* Elenco dei compiti
1. Traduca in inglese questa frase dell'estratto da leggere: "Il Primo Ministro può essere dimissionato solo dal Parlamento con un voto di sfiducia approvato a maggioranza."
2. Secondo l'estratto da leggere, quanti deputati conta l'Assemblea Nazionale?

* Estratto da leggere
━━━━━━
Il Primo Ministro (figura che, come già detto, è stata
cancellata nella nuova Costituzione) deve essere membro del Parlamento e il
leader del partito di maggioranza. Il Primo Ministro può essere dimissionato
solo dal Parlamento con un voto di sfiducia approvato a maggioranza. I singoli
ministri possono essere sfiduciati sulla base di un accordo tra i leader della
coalizione.
Il potere
legislativo è affidato ad un Parlamento monocamerale
(la nuova Costituzione introduce un
Senato rappresentativo degli enti locali). L’Assemblea Nazionale (Bunge)
conta 224 deputati, di cui 210
direttamente eletti con sistema maggioritario per un mandato di 5 anni, 12 di nomina presidenziale e 2
nominati ex-officio.
Spetta al
Parlamento approvare le leggi che, prima di entrare in vigore, devono essere
approvate dal Presidente della Repubblica. In caso di rigetto da parte di
quest’ultimo, il progetto di legge ritorna all’esame dell’aula con le modifiche
segnalate dal Presidente. Il testo può essere tuttavia approvato dal Parlamento
nel suo contenuto originario con la maggioranza dei 2/3.
━━━━━━
* Estratto dei dati
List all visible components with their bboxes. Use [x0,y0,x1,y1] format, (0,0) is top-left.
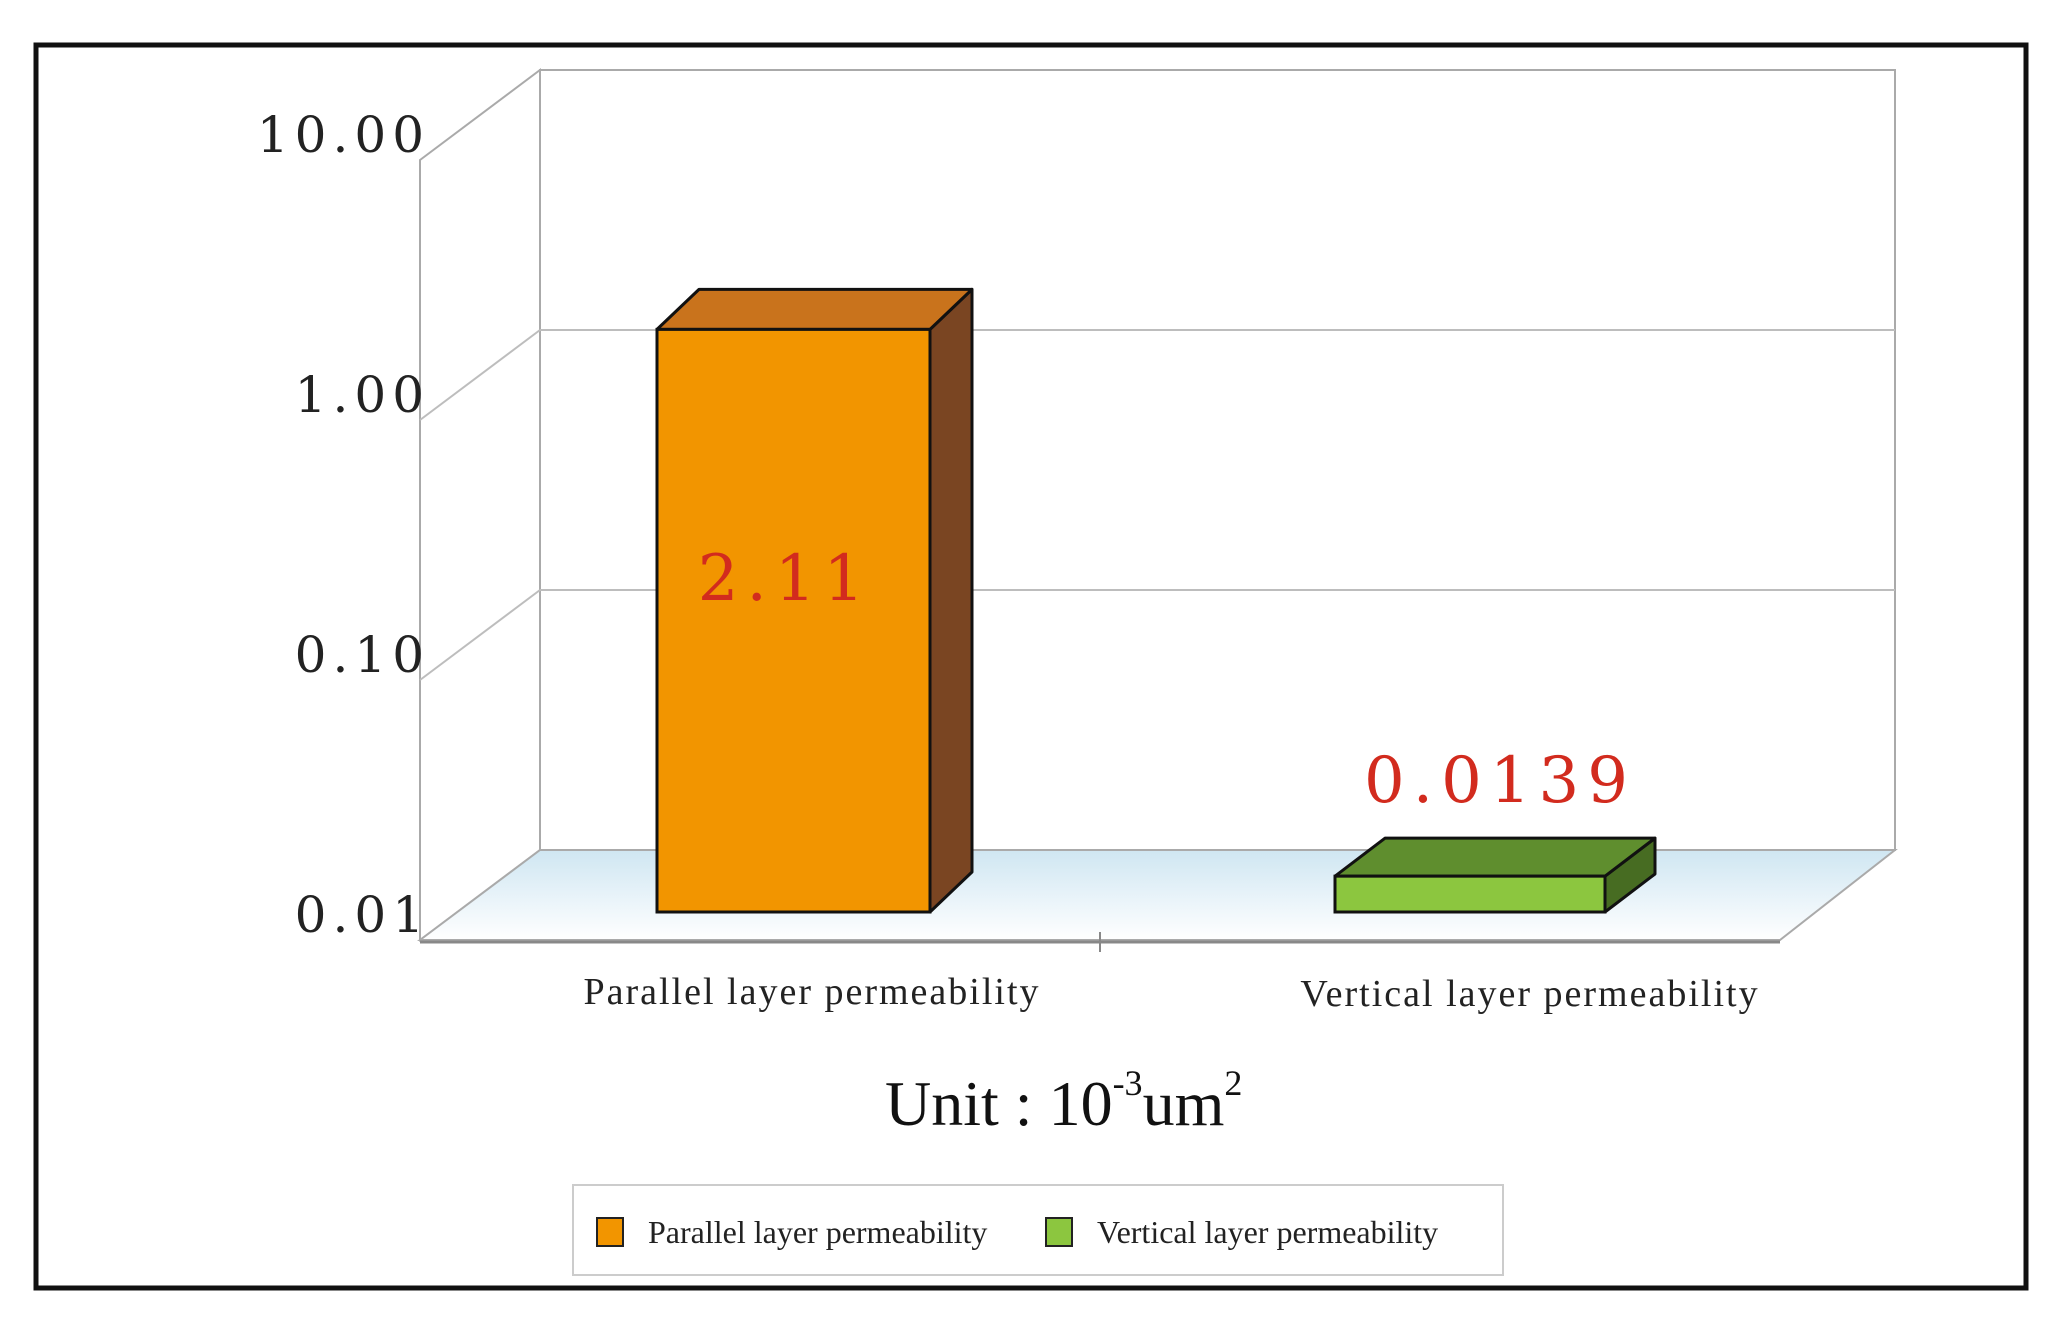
━━━━━━
* Risultati dei compiti
1. The Prime Minister can be dismissed only by Parliament through a vote of no confidence approved by a majority.

2. L'Assemblea Nazionale conta 224 deputati.